| PROBLEM STATEMENT |
Output all of the data below exactly as given.

Source data
════════════════

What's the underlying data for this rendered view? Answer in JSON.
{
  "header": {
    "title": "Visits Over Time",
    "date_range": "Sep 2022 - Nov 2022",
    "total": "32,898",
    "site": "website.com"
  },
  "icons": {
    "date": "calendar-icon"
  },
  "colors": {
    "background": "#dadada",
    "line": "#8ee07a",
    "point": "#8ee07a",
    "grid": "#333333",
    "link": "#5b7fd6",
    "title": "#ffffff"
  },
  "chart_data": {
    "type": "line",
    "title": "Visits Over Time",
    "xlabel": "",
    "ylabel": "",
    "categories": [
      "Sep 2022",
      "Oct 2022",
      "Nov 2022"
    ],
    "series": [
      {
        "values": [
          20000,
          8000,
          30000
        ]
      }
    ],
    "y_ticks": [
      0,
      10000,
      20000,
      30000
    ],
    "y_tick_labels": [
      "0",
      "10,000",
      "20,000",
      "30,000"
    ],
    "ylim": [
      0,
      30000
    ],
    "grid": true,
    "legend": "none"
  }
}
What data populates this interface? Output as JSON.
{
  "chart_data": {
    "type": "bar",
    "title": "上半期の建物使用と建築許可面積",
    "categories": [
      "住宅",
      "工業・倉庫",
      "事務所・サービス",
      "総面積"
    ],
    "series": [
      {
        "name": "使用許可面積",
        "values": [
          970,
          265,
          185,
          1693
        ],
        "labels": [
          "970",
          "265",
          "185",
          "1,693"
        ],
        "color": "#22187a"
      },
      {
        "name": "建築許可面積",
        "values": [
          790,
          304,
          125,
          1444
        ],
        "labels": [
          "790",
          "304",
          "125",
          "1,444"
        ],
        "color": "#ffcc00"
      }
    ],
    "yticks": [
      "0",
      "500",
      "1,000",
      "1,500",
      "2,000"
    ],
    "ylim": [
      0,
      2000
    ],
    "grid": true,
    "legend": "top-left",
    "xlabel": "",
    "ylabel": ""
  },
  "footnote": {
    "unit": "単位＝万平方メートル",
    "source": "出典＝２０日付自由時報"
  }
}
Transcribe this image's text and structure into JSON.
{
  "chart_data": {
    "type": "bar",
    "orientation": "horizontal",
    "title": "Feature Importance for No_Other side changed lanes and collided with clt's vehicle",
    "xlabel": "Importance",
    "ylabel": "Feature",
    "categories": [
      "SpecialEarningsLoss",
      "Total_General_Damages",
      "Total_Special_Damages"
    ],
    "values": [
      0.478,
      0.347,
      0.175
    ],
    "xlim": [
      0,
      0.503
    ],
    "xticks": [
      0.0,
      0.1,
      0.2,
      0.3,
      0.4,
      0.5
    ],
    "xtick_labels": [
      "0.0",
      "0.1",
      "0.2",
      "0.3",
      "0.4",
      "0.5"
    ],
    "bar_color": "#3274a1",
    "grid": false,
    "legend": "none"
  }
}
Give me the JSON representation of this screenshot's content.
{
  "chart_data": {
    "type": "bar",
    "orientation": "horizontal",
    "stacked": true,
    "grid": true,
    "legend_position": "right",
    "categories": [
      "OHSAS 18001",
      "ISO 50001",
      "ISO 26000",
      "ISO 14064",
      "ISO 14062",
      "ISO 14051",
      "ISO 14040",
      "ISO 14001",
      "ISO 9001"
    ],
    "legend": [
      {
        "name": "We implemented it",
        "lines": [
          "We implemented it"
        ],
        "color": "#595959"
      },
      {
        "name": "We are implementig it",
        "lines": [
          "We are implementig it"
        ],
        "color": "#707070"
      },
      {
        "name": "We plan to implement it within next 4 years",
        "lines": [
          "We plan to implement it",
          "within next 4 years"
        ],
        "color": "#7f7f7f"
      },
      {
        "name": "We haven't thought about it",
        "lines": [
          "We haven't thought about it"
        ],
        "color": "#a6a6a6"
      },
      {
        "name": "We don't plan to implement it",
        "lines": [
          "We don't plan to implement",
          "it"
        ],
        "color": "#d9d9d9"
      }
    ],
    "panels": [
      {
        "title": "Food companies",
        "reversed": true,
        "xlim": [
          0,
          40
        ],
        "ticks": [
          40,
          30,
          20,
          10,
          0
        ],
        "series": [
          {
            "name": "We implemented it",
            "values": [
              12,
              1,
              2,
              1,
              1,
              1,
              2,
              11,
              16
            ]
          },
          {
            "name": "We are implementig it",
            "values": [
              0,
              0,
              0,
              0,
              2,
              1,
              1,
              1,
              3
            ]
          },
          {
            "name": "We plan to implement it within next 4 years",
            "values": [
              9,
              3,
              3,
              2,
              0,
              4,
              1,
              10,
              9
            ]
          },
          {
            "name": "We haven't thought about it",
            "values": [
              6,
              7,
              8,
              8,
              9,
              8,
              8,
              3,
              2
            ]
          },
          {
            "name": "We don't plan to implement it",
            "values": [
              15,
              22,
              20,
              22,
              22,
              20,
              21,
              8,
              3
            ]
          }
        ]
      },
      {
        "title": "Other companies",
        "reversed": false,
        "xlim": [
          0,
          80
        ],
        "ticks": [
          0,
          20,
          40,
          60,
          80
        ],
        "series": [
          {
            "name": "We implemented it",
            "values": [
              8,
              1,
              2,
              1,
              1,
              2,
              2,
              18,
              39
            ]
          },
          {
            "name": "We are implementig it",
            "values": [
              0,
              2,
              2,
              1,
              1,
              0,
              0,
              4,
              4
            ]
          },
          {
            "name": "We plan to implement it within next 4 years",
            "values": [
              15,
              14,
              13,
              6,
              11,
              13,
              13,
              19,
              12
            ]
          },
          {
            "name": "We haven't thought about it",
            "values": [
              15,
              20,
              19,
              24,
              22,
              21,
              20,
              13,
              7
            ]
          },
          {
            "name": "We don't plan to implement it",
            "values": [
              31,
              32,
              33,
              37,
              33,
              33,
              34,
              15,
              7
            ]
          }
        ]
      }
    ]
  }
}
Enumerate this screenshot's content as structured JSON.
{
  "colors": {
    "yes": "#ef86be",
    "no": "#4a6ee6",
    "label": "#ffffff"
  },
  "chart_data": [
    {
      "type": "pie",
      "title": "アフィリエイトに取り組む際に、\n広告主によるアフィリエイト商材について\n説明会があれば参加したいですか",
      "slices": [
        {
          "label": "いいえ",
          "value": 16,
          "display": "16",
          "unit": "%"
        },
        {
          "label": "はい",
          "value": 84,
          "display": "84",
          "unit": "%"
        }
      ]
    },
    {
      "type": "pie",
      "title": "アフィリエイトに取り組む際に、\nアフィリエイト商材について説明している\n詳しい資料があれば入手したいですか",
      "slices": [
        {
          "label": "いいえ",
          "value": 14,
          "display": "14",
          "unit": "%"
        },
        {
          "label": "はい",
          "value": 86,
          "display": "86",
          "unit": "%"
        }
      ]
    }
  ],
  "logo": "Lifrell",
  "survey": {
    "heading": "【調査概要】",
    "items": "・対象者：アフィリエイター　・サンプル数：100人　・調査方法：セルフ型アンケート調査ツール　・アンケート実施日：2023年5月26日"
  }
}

════════════════

| WRITTEN RESPONSE |
What's the underlying data for this rendered view? Answer in JSON.
{
  "header": {
    "title": "Visits Over Time",
    "date_range": "Sep 2022 - Nov 2022",
    "total": "32,898",
    "site": "website.com"
  },
  "icons": {
    "date": "calendar-icon"
  },
  "colors": {
    "background": "#dadada",
    "line": "#8ee07a",
    "point": "#8ee07a",
    "grid": "#333333",
    "link": "#5b7fd6",
    "title": "#ffffff"
  },
  "chart_data": {
    "type": "line",
    "title": "Visits Over Time",
    "xlabel": "",
    "ylabel": "",
    "categories": [
      "Sep 2022",
      "Oct 2022",
      "Nov 2022"
    ],
    "series": [
      {
        "values": [
          20000,
          8000,
          30000
        ]
      }
    ],
    "y_ticks": [
      0,
      10000,
      20000,
      30000
    ],
    "y_tick_labels": [
      "0",
      "10,000",
      "20,000",
      "30,000"
    ],
    "ylim": [
      0,
      30000
    ],
    "grid": true,
    "legend": "none"
  }
}
What data populates this interface? Output as JSON.
{
  "chart_data": {
    "type": "bar",
    "title": "上半期の建物使用と建築許可面積",
    "categories": [
      "住宅",
      "工業・倉庫",
      "事務所・サービス",
      "総面積"
    ],
    "series": [
      {
        "name": "使用許可面積",
        "values": [
          970,
          265,
          185,
          1693
        ],
        "labels": [
          "970",
          "265",
          "185",
          "1,693"
        ],
        "color": "#22187a"
      },
      {
        "name": "建築許可面積",
        "values": [
          790,
          304,
          125,
          1444
        ],
        "labels": [
          "790",
          "304",
          "125",
          "1,444"
        ],
        "color": "#ffcc00"
      }
    ],
    "yticks": [
      "0",
      "500",
      "1,000",
      "1,500",
      "2,000"
    ],
    "ylim": [
      0,
      2000
    ],
    "grid": true,
    "legend": "top-left",
    "xlabel": "",
    "ylabel": ""
  },
  "footnote": {
    "unit": "単位＝万平方メートル",
    "source": "出典＝２０日付自由時報"
  }
}
Transcribe this image's text and structure into JSON.
{
  "chart_data": {
    "type": "bar",
    "orientation": "horizontal",
    "title": "Feature Importance for No_Other side changed lanes and collided with clt's vehicle",
    "xlabel": "Importance",
    "ylabel": "Feature",
    "categories": [
      "SpecialEarningsLoss",
      "Total_General_Damages",
      "Total_Special_Damages"
    ],
    "values": [
      0.478,
      0.347,
      0.175
    ],
    "xlim": [
      0,
      0.503
    ],
    "xticks": [
      0.0,
      0.1,
      0.2,
      0.3,
      0.4,
      0.5
    ],
    "xtick_labels": [
      "0.0",
      "0.1",
      "0.2",
      "0.3",
      "0.4",
      "0.5"
    ],
    "bar_color": "#3274a1",
    "grid": false,
    "legend": "none"
  }
}
Give me the JSON representation of this screenshot's content.
{
  "chart_data": {
    "type": "bar",
    "orientation": "horizontal",
    "stacked": true,
    "grid": true,
    "legend_position": "right",
    "categories": [
      "OHSAS 18001",
      "ISO 50001",
      "ISO 26000",
      "ISO 14064",
      "ISO 14062",
      "ISO 14051",
      "ISO 14040",
      "ISO 14001",
      "ISO 9001"
    ],
    "legend": [
      {
        "name": "We implemented it",
        "lines": [
          "We implemented it"
        ],
        "color": "#595959"
      },
      {
        "name": "We are implementig it",
        "lines": [
          "We are implementig it"
        ],
        "color": "#707070"
      },
      {
        "name": "We plan to implement it within next 4 years",
        "lines": [
          "We plan to implement it",
          "within next 4 years"
        ],
        "color": "#7f7f7f"
      },
      {
        "name": "We haven't thought about it",
        "lines": [
          "We haven't thought about it"
        ],
        "color": "#a6a6a6"
      },
      {
        "name": "We don't plan to implement it",
        "lines": [
          "We don't plan to implement",
          "it"
        ],
        "color": "#d9d9d9"
      }
    ],
    "panels": [
      {
        "title": "Food companies",
        "reversed": true,
        "xlim": [
          0,
          40
        ],
        "ticks": [
          40,
          30,
          20,
          10,
          0
        ],
        "series": [
          {
            "name": "We implemented it",
            "values": [
              12,
              1,
              2,
              1,
              1,
              1,
              2,
              11,
              16
            ]
          },
          {
            "name": "We are implementig it",
            "values": [
              0,
              0,
              0,
              0,
              2,
              1,
              1,
              1,
              3
            ]
          },
          {
            "name": "We plan to implement it within next 4 years",
            "values": [
              9,
              3,
              3,
              2,
              0,
              4,
              1,
              10,
              9
            ]
          },
          {
            "name": "We haven't thought about it",
            "values": [
              6,
              7,
              8,
              8,
              9,
              8,
              8,
              3,
              2
            ]
          },
          {
            "name": "We don't plan to implement it",
            "values": [
              15,
              22,
              20,
              22,
              22,
              20,
              21,
              8,
              3
            ]
          }
        ]
      },
      {
        "title": "Other companies",
        "reversed": false,
        "xlim": [
          0,
          80
        ],
        "ticks": [
          0,
          20,
          40,
          60,
          80
        ],
        "series": [
          {
            "name": "We implemented it",
            "values": [
              8,
              1,
              2,
              1,
              1,
              2,
              2,
              18,
              39
            ]
          },
          {
            "name": "We are implementig it",
            "values": [
              0,
              2,
              2,
              1,
              1,
              0,
              0,
              4,
              4
            ]
          },
          {
            "name": "We plan to implement it within next 4 years",
            "values": [
              15,
              14,
              13,
              6,
              11,
              13,
              13,
              19,
              12
            ]
          },
          {
            "name": "We haven't thought about it",
            "values": [
              15,
              20,
              19,
              24,
              22,
              21,
              20,
              13,
              7
            ]
          },
          {
            "name": "We don't plan to implement it",
            "values": [
              31,
              32,
              33,
              37,
              33,
              33,
              34,
              15,
              7
            ]
          }
        ]
      }
    ]
  }
}
Enumerate this screenshot's content as structured JSON.
{
  "colors": {
    "yes": "#ef86be",
    "no": "#4a6ee6",
    "label": "#ffffff"
  },
  "chart_data": [
    {
      "type": "pie",
      "title": "アフィリエイトに取り組む際に、\n広告主によるアフィリエイト商材について\n説明会があれば参加したいですか",
      "slices": [
        {
          "label": "いいえ",
          "value": 16,
          "display": "16",
          "unit": "%"
        },
        {
          "label": "はい",
          "value": 84,
          "display": "84",
          "unit": "%"
        }
      ]
    },
    {
      "type": "pie",
      "title": "アフィリエイトに取り組む際に、\nアフィリエイト商材について説明している\n詳しい資料があれば入手したいですか",
      "slices": [
        {
          "label": "いいえ",
          "value": 14,
          "display": "14",
          "unit": "%"
        },
        {
          "label": "はい",
          "value": 86,
          "display": "86",
          "unit": "%"
        }
      ]
    }
  ],
  "logo": "Lifrell",
  "survey": {
    "heading": "【調査概要】",
    "items": "・対象者：アフィリエイター　・サンプル数：100人　・調査方法：セルフ型アンケート調査ツール　・アンケート実施日：2023年5月26日"
  }
}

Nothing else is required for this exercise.